_Supplied material:_
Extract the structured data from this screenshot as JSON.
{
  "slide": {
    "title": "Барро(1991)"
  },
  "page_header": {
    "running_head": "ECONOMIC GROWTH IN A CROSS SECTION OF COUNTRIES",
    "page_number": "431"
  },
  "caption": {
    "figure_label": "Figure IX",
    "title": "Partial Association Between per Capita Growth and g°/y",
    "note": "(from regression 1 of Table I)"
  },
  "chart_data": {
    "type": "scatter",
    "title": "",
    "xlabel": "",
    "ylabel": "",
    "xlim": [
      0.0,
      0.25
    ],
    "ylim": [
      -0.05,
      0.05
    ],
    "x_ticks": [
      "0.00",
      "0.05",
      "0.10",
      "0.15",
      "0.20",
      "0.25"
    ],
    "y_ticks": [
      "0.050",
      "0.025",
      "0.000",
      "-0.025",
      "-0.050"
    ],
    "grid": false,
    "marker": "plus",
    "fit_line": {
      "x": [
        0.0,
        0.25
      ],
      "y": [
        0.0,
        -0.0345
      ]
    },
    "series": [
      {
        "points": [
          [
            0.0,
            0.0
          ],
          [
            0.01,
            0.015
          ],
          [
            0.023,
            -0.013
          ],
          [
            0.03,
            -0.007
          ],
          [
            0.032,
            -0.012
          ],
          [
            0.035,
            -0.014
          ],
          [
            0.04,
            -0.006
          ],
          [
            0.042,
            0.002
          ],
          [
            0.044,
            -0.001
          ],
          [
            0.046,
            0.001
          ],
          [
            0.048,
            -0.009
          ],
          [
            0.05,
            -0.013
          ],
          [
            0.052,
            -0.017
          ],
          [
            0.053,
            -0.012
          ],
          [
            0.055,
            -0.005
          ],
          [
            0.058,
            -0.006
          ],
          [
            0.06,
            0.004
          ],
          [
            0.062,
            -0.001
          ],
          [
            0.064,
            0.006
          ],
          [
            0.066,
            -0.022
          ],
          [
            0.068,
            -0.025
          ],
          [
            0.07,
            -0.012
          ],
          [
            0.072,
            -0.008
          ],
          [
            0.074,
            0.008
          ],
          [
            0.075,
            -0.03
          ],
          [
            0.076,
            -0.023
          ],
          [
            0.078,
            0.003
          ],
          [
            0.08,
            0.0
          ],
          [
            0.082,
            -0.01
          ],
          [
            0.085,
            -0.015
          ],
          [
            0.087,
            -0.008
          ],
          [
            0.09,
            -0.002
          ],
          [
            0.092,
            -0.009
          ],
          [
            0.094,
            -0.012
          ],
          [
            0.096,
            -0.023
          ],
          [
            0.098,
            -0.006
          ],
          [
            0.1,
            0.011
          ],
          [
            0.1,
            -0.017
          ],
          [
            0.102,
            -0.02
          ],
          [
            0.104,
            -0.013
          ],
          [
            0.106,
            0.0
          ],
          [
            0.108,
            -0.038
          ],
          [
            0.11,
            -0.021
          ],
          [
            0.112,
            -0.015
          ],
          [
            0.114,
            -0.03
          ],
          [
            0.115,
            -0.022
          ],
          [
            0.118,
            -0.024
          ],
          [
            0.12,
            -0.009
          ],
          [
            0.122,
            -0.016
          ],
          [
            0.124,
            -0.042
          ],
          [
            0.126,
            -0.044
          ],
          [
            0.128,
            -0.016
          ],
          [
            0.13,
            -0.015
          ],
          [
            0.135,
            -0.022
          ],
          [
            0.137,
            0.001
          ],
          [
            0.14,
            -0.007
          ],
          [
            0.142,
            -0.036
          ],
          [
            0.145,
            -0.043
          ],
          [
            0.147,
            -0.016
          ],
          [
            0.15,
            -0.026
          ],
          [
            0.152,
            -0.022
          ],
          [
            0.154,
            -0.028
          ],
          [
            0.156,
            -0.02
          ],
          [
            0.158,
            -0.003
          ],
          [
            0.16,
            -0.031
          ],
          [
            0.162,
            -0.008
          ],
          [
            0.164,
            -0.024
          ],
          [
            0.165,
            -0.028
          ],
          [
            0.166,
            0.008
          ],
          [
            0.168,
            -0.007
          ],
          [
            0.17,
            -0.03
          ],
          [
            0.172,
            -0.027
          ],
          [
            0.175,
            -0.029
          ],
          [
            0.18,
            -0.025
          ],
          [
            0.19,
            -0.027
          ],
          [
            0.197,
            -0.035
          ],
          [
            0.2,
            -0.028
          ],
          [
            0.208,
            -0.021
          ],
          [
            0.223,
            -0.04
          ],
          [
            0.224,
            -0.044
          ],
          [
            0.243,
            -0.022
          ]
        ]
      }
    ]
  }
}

_The task:_ Write out every entry word for word.

_Final result:_
Extract the structured data from this screenshot as JSON.
{
  "slide": {
    "title": "Барро(1991)"
  },
  "page_header": {
    "running_head": "ECONOMIC GROWTH IN A CROSS SECTION OF COUNTRIES",
    "page_number": "431"
  },
  "caption": {
    "figure_label": "Figure IX",
    "title": "Partial Association Between per Capita Growth and g°/y",
    "note": "(from regression 1 of Table I)"
  },
  "chart_data": {
    "type": "scatter",
    "title": "",
    "xlabel": "",
    "ylabel": "",
    "xlim": [
      0.0,
      0.25
    ],
    "ylim": [
      -0.05,
      0.05
    ],
    "x_ticks": [
      "0.00",
      "0.05",
      "0.10",
      "0.15",
      "0.20",
      "0.25"
    ],
    "y_ticks": [
      "0.050",
      "0.025",
      "0.000",
      "-0.025",
      "-0.050"
    ],
    "grid": false,
    "marker": "plus",
    "fit_line": {
      "x": [
        0.0,
        0.25
      ],
      "y": [
        0.0,
        -0.0345
      ]
    },
    "series": [
      {
        "points": [
          [
            0.0,
            0.0
          ],
          [
            0.01,
            0.015
          ],
          [
            0.023,
            -0.013
          ],
          [
            0.03,
            -0.007
          ],
          [
            0.032,
            -0.012
          ],
          [
            0.035,
            -0.014
          ],
          [
            0.04,
            -0.006
          ],
          [
            0.042,
            0.002
          ],
          [
            0.044,
            -0.001
          ],
          [
            0.046,
            0.001
          ],
          [
            0.048,
            -0.009
          ],
          [
            0.05,
            -0.013
          ],
          [
            0.052,
            -0.017
          ],
          [
            0.053,
            -0.012
          ],
          [
            0.055,
            -0.005
          ],
          [
            0.058,
            -0.006
          ],
          [
            0.06,
            0.004
          ],
          [
            0.062,
            -0.001
          ],
          [
            0.064,
            0.006
          ],
          [
            0.066,
            -0.022
          ],
          [
            0.068,
            -0.025
          ],
          [
            0.07,
            -0.012
          ],
          [
            0.072,
            -0.008
          ],
          [
            0.074,
            0.008
          ],
          [
            0.075,
            -0.03
          ],
          [
            0.076,
            -0.023
          ],
          [
            0.078,
            0.003
          ],
          [
            0.08,
            0.0
          ],
          [
            0.082,
            -0.01
          ],
          [
            0.085,
            -0.015
          ],
          [
            0.087,
            -0.008
          ],
          [
            0.09,
            -0.002
          ],
          [
            0.092,
            -0.009
          ],
          [
            0.094,
            -0.012
          ],
          [
            0.096,
            -0.023
          ],
          [
            0.098,
            -0.006
          ],
          [
            0.1,
            0.011
          ],
          [
            0.1,
            -0.017
          ],
          [
            0.102,
            -0.02
          ],
          [
            0.104,
            -0.013
          ],
          [
            0.106,
            0.0
          ],
          [
            0.108,
            -0.038
          ],
          [
            0.11,
            -0.021
          ],
          [
            0.112,
            -0.015
          ],
          [
            0.114,
            -0.03
          ],
          [
            0.115,
            -0.022
          ],
          [
            0.118,
            -0.024
          ],
          [
            0.12,
            -0.009
          ],
          [
            0.122,
            -0.016
          ],
          [
            0.124,
            -0.042
          ],
          [
            0.126,
            -0.044
          ],
          [
            0.128,
            -0.016
          ],
          [
            0.13,
            -0.015
          ],
          [
            0.135,
            -0.022
          ],
          [
            0.137,
            0.001
          ],
          [
            0.14,
            -0.007
          ],
          [
            0.142,
            -0.036
          ],
          [
            0.145,
            -0.043
          ],
          [
            0.147,
            -0.016
          ],
          [
            0.15,
            -0.026
          ],
          [
            0.152,
            -0.022
          ],
          [
            0.154,
            -0.028
          ],
          [
            0.156,
            -0.02
          ],
          [
            0.158,
            -0.003
          ],
          [
            0.16,
            -0.031
          ],
          [
            0.162,
            -0.008
          ],
          [
            0.164,
            -0.024
          ],
          [
            0.165,
            -0.028
          ],
          [
            0.166,
            0.008
          ],
          [
            0.168,
            -0.007
          ],
          [
            0.17,
            -0.03
          ],
          [
            0.172,
            -0.027
          ],
          [
            0.175,
            -0.029
          ],
          [
            0.18,
            -0.025
          ],
          [
            0.19,
            -0.027
          ],
          [
            0.197,
            -0.035
          ],
          [
            0.2,
            -0.028
          ],
          [
            0.208,
            -0.021
          ],
          [
            0.223,
            -0.04
          ],
          [
            0.224,
            -0.044
          ],
          [
            0.243,
            -0.022
          ]
        ]
      }
    ]
  }
}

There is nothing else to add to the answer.